--- start INFORMATION PROVIDED ---
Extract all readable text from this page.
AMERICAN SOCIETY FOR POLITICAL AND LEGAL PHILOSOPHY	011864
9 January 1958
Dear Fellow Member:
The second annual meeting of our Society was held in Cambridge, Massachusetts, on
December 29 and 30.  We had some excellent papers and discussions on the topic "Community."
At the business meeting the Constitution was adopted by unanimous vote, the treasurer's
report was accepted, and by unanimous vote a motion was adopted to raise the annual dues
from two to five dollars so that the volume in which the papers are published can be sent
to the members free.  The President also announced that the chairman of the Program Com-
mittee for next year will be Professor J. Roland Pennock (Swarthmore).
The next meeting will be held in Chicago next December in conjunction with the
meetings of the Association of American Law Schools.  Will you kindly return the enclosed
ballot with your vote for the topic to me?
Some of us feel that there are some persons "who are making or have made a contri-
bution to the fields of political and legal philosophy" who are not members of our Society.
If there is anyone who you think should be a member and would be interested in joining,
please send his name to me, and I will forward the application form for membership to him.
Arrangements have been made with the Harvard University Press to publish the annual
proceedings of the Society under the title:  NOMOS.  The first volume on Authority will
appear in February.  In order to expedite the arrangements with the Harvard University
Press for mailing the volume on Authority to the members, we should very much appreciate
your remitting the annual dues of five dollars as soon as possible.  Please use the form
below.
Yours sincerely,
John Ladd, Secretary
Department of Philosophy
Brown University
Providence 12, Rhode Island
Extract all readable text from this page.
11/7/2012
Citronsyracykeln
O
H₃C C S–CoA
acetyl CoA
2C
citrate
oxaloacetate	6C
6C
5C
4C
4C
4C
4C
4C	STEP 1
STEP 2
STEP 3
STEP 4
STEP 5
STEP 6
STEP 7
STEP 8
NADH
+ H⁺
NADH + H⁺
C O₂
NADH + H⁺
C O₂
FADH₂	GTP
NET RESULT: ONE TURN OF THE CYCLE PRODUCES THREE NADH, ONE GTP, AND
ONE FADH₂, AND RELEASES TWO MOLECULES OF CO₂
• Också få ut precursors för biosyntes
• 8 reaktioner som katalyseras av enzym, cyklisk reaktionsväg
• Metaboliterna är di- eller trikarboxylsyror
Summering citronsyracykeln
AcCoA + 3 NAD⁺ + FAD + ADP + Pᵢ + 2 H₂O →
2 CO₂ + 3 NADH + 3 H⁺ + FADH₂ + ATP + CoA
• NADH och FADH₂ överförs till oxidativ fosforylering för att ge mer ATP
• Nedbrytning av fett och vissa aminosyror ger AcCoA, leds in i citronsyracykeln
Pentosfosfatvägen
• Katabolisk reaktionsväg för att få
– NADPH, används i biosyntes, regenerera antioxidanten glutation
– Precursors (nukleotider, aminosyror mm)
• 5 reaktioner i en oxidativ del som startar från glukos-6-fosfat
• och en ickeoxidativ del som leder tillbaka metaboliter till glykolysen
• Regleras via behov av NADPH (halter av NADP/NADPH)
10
--- end INFORMATION PROVIDED ---
■ WRITTEN PROBLEM
Check every line of the records above for the string "till" and say how many contain it, giving the number alone.

■ RESPONSE TO THIS TASK
2